■ **Exercise objective**
Skip every line before the one containing "What's the underlying", then copy that line and the rest of the entries below exactly, through the last line.

■ **Provided records**
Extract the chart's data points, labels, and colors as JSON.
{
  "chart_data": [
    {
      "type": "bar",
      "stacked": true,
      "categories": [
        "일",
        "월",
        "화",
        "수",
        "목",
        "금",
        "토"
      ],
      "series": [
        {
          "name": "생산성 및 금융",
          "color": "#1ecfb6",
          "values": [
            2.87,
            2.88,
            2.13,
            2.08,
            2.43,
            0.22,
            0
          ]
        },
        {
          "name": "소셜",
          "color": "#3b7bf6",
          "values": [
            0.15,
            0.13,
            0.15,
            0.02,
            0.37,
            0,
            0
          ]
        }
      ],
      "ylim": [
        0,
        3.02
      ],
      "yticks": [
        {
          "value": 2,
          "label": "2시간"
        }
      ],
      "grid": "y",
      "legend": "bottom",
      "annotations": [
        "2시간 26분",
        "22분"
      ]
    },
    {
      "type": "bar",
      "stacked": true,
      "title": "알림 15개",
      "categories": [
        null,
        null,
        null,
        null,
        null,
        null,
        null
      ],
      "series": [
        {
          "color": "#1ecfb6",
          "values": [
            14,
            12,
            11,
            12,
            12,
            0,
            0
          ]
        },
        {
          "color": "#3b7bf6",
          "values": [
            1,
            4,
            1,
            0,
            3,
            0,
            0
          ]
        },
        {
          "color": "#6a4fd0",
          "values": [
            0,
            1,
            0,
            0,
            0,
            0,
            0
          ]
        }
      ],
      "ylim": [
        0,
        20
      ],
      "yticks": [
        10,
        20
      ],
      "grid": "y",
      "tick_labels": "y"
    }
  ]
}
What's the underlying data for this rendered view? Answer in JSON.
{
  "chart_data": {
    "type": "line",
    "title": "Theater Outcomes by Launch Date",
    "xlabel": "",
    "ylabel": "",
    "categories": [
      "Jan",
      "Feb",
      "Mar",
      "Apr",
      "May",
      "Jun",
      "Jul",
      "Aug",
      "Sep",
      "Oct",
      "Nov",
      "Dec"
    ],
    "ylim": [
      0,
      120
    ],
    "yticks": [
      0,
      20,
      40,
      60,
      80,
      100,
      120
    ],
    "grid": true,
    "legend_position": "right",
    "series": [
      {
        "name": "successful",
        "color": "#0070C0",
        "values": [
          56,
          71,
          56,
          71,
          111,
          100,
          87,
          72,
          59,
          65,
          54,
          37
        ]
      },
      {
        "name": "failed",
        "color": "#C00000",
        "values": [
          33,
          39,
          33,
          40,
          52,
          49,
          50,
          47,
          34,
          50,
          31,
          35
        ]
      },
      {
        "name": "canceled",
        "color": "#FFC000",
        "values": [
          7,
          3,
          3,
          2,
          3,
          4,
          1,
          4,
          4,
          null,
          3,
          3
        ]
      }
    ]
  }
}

■ **Exercise response**
What's the underlying data for this rendered view? Answer in JSON.
{
  "chart_data": {
    "type": "line",
    "title": "Theater Outcomes by Launch Date",
    "xlabel": "",
    "ylabel": "",
    "categories": [
      "Jan",
      "Feb",
      "Mar",
      "Apr",
      "May",
      "Jun",
      "Jul",
      "Aug",
      "Sep",
      "Oct",
      "Nov",
      "Dec"
    ],
    "ylim": [
      0,
      120
    ],
    "yticks": [
      0,
      20,
      40,
      60,
      80,
      100,
      120
    ],
    "grid": true,
    "legend_position": "right",
    "series": [
      {
        "name": "successful",
        "color": "#0070C0",
        "values": [
          56,
          71,
          56,
          71,
          111,
          100,
          87,
          72,
          59,
          65,
          54,
          37
        ]
      },
      {
        "name": "failed",
        "color": "#C00000",
        "values": [
          33,
          39,
          33,
          40,
          52,
          49,
          50,
          47,
          34,
          50,
          31,
          35
        ]
      },
      {
        "name": "canceled",
        "color": "#FFC000",
        "values": [
          7,
          3,
          3,
          2,
          3,
          4,
          1,
          4,
          4,
          null,
          3,
          3
        ]
      }
    ]
  }
}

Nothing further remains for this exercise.